* Exercise directions
Restate every line of the material, word for word.

* Data for processing
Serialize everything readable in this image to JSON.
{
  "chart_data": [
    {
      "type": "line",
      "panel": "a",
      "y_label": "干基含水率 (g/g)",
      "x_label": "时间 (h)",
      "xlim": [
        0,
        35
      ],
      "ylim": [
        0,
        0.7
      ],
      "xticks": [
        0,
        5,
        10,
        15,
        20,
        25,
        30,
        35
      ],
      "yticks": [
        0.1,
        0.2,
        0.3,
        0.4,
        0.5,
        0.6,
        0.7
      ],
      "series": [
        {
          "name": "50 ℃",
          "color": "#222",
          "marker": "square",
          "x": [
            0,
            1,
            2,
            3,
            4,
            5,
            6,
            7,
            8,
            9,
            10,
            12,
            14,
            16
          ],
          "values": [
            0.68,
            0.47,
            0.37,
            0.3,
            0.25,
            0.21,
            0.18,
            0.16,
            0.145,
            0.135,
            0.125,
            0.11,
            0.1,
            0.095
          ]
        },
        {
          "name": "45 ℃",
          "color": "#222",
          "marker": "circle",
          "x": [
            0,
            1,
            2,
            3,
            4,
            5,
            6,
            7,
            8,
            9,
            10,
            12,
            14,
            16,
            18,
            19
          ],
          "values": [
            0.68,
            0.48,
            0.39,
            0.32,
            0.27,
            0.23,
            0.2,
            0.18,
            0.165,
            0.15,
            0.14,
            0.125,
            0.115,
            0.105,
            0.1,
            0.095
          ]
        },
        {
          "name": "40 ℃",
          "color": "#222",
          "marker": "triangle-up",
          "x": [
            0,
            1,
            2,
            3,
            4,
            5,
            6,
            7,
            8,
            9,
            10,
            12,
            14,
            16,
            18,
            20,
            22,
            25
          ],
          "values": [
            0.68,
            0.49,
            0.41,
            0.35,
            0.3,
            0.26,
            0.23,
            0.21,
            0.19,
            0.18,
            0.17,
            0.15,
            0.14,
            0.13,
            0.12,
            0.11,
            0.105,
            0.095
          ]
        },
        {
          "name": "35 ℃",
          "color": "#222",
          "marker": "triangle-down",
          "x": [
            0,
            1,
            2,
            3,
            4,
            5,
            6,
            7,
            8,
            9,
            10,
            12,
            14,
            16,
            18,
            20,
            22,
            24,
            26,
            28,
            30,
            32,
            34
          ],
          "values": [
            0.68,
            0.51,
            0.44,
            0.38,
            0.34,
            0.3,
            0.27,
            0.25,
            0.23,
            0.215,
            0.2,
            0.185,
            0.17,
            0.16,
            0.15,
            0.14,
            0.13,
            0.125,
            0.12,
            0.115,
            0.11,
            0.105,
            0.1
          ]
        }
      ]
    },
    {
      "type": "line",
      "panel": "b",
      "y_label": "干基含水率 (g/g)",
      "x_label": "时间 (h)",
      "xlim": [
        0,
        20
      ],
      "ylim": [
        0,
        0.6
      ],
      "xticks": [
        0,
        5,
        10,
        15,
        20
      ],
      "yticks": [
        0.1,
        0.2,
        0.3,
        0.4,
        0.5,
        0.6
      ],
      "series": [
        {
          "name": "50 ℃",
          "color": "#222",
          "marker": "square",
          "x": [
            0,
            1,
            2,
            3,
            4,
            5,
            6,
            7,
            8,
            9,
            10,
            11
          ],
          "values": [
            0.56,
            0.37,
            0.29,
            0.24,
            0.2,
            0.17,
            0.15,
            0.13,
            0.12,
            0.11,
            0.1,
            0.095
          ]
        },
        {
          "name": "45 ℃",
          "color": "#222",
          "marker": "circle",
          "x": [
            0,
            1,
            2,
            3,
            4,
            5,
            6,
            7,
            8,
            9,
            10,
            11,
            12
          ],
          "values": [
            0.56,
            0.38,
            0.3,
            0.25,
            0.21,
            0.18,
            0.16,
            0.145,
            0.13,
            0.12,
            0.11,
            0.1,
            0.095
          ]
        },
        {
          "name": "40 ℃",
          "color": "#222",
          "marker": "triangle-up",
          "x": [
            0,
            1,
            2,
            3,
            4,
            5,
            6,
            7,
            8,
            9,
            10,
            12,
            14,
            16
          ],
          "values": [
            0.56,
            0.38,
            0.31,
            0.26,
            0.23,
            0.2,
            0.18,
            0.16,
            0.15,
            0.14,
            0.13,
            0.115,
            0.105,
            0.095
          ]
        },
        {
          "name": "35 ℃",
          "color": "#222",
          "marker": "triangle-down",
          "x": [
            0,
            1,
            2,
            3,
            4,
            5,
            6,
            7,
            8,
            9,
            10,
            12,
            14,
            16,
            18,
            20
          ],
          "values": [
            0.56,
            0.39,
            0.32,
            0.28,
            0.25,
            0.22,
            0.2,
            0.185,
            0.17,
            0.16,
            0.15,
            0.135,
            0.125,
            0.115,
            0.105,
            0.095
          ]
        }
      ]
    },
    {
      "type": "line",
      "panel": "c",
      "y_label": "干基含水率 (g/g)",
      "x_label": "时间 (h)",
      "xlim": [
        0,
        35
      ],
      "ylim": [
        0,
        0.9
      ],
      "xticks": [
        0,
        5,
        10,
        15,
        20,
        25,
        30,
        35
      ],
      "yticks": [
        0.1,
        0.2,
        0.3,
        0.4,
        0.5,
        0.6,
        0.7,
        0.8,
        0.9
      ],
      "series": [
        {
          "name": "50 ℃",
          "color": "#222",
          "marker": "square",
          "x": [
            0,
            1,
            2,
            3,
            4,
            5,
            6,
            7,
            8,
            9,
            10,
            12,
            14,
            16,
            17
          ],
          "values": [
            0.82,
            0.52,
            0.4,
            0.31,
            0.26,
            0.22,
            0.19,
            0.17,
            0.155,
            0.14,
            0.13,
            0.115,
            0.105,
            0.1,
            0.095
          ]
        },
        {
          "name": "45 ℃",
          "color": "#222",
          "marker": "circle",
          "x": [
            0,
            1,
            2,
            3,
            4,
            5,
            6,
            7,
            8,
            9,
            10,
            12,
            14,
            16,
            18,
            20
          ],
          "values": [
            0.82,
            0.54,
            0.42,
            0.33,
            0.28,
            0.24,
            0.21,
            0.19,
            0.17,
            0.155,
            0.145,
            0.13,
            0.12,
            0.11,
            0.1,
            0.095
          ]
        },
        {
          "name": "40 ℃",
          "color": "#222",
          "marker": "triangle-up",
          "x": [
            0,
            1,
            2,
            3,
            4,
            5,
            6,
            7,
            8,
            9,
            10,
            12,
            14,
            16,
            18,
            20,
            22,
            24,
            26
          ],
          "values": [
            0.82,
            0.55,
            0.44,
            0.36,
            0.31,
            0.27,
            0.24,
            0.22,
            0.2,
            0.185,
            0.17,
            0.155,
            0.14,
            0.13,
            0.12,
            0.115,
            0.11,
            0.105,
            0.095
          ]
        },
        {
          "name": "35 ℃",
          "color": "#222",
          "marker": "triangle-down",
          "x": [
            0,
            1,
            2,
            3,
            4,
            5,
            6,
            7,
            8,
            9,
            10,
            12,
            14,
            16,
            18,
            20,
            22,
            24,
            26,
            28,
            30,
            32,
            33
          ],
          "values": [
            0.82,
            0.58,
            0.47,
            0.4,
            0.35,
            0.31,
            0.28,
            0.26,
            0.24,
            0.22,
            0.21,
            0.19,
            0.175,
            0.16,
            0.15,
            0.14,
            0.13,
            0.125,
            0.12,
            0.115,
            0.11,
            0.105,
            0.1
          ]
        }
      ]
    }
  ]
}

* Answer below
Serialize everything readable in this image to JSON.
{
  "chart_data": [
    {
      "type": "line",
      "panel": "a",
      "y_label": "干基含水率 (g/g)",
      "x_label": "时间 (h)",
      "xlim": [
        0,
        35
      ],
      "ylim": [
        0,
        0.7
      ],
      "xticks": [
        0,
        5,
        10,
        15,
        20,
        25,
        30,
        35
      ],
      "yticks": [
        0.1,
        0.2,
        0.3,
        0.4,
        0.5,
        0.6,
        0.7
      ],
      "series": [
        {
          "name": "50 ℃",
          "color": "#222",
          "marker": "square",
          "x": [
            0,
            1,
            2,
            3,
            4,
            5,
            6,
            7,
            8,
            9,
            10,
            12,
            14,
            16
          ],
          "values": [
            0.68,
            0.47,
            0.37,
            0.3,
            0.25,
            0.21,
            0.18,
            0.16,
            0.145,
            0.135,
            0.125,
            0.11,
            0.1,
            0.095
          ]
        },
        {
          "name": "45 ℃",
          "color": "#222",
          "marker": "circle",
          "x": [
            0,
            1,
            2,
            3,
            4,
            5,
            6,
            7,
            8,
            9,
            10,
            12,
            14,
            16,
            18,
            19
          ],
          "values": [
            0.68,
            0.48,
            0.39,
            0.32,
            0.27,
            0.23,
            0.2,
            0.18,
            0.165,
            0.15,
            0.14,
            0.125,
            0.115,
            0.105,
            0.1,
            0.095
          ]
        },
        {
          "name": "40 ℃",
          "color": "#222",
          "marker": "triangle-up",
          "x": [
            0,
            1,
            2,
            3,
            4,
            5,
            6,
            7,
            8,
            9,
            10,
            12,
            14,
            16,
            18,
            20,
            22,
            25
          ],
          "values": [
            0.68,
            0.49,
            0.41,
            0.35,
            0.3,
            0.26,
            0.23,
            0.21,
            0.19,
            0.18,
            0.17,
            0.15,
            0.14,
            0.13,
            0.12,
            0.11,
            0.105,
            0.095
          ]
        },
        {
          "name": "35 ℃",
          "color": "#222",
          "marker": "triangle-down",
          "x": [
            0,
            1,
            2,
            3,
            4,
            5,
            6,
            7,
            8,
            9,
            10,
            12,
            14,
            16,
            18,
            20,
            22,
            24,
            26,
            28,
            30,
            32,
            34
          ],
          "values": [
            0.68,
            0.51,
            0.44,
            0.38,
            0.34,
            0.3,
            0.27,
            0.25,
            0.23,
            0.215,
            0.2,
            0.185,
            0.17,
            0.16,
            0.15,
            0.14,
            0.13,
            0.125,
            0.12,
            0.115,
            0.11,
            0.105,
            0.1
          ]
        }
      ]
    },
    {
      "type": "line",
      "panel": "b",
      "y_label": "干基含水率 (g/g)",
      "x_label": "时间 (h)",
      "xlim": [
        0,
        20
      ],
      "ylim": [
        0,
        0.6
      ],
      "xticks": [
        0,
        5,
        10,
        15,
        20
      ],
      "yticks": [
        0.1,
        0.2,
        0.3,
        0.4,
        0.5,
        0.6
      ],
      "series": [
        {
          "name": "50 ℃",
          "color": "#222",
          "marker": "square",
          "x": [
            0,
            1,
            2,
            3,
            4,
            5,
            6,
            7,
            8,
            9,
            10,
            11
          ],
          "values": [
            0.56,
            0.37,
            0.29,
            0.24,
            0.2,
            0.17,
            0.15,
            0.13,
            0.12,
            0.11,
            0.1,
            0.095
          ]
        },
        {
          "name": "45 ℃",
          "color": "#222",
          "marker": "circle",
          "x": [
            0,
            1,
            2,
            3,
            4,
            5,
            6,
            7,
            8,
            9,
            10,
            11,
            12
          ],
          "values": [
            0.56,
            0.38,
            0.3,
            0.25,
            0.21,
            0.18,
            0.16,
            0.145,
            0.13,
            0.12,
            0.11,
            0.1,
            0.095
          ]
        },
        {
          "name": "40 ℃",
          "color": "#222",
          "marker": "triangle-up",
          "x": [
            0,
            1,
            2,
            3,
            4,
            5,
            6,
            7,
            8,
            9,
            10,
            12,
            14,
            16
          ],
          "values": [
            0.56,
            0.38,
            0.31,
            0.26,
            0.23,
            0.2,
            0.18,
            0.16,
            0.15,
            0.14,
            0.13,
            0.115,
            0.105,
            0.095
          ]
        },
        {
          "name": "35 ℃",
          "color": "#222",
          "marker": "triangle-down",
          "x": [
            0,
            1,
            2,
            3,
            4,
            5,
            6,
            7,
            8,
            9,
            10,
            12,
            14,
            16,
            18,
            20
          ],
          "values": [
            0.56,
            0.39,
            0.32,
            0.28,
            0.25,
            0.22,
            0.2,
            0.185,
            0.17,
            0.16,
            0.15,
            0.135,
            0.125,
            0.115,
            0.105,
            0.095
          ]
        }
      ]
    },
    {
      "type": "line",
      "panel": "c",
      "y_label": "干基含水率 (g/g)",
      "x_label": "时间 (h)",
      "xlim": [
        0,
        35
      ],
      "ylim": [
        0,
        0.9
      ],
      "xticks": [
        0,
        5,
        10,
        15,
        20,
        25,
        30,
        35
      ],
      "yticks": [
        0.1,
        0.2,
        0.3,
        0.4,
        0.5,
        0.6,
        0.7,
        0.8,
        0.9
      ],
      "series": [
        {
          "name": "50 ℃",
          "color": "#222",
          "marker": "square",
          "x": [
            0,
            1,
            2,
            3,
            4,
            5,
            6,
            7,
            8,
            9,
            10,
            12,
            14,
            16,
            17
          ],
          "values": [
            0.82,
            0.52,
            0.4,
            0.31,
            0.26,
            0.22,
            0.19,
            0.17,
            0.155,
            0.14,
            0.13,
            0.115,
            0.105,
            0.1,
            0.095
          ]
        },
        {
          "name": "45 ℃",
          "color": "#222",
          "marker": "circle",
          "x": [
            0,
            1,
            2,
            3,
            4,
            5,
            6,
            7,
            8,
            9,
            10,
            12,
            14,
            16,
            18,
            20
          ],
          "values": [
            0.82,
            0.54,
            0.42,
            0.33,
            0.28,
            0.24,
            0.21,
            0.19,
            0.17,
            0.155,
            0.145,
            0.13,
            0.12,
            0.11,
            0.1,
            0.095
          ]
        },
        {
          "name": "40 ℃",
          "color": "#222",
          "marker": "triangle-up",
          "x": [
            0,
            1,
            2,
            3,
            4,
            5,
            6,
            7,
            8,
            9,
            10,
            12,
            14,
            16,
            18,
            20,
            22,
            24,
            26
          ],
          "values": [
            0.82,
            0.55,
            0.44,
            0.36,
            0.31,
            0.27,
            0.24,
            0.22,
            0.2,
            0.185,
            0.17,
            0.155,
            0.14,
            0.13,
            0.12,
            0.115,
            0.11,
            0.105,
            0.095
          ]
        },
        {
          "name": "35 ℃",
          "color": "#222",
          "marker": "triangle-down",
          "x": [
            0,
            1,
            2,
            3,
            4,
            5,
            6,
            7,
            8,
            9,
            10,
            12,
            14,
            16,
            18,
            20,
            22,
            24,
            26,
            28,
            30,
            32,
            33
          ],
          "values": [
            0.82,
            0.58,
            0.47,
            0.4,
            0.35,
            0.31,
            0.28,
            0.26,
            0.24,
            0.22,
            0.21,
            0.19,
            0.175,
            0.16,
            0.15,
            0.14,
            0.13,
            0.125,
            0.12,
            0.115,
            0.11,
            0.105,
            0.1
          ]
        }
      ]
    }
  ]
}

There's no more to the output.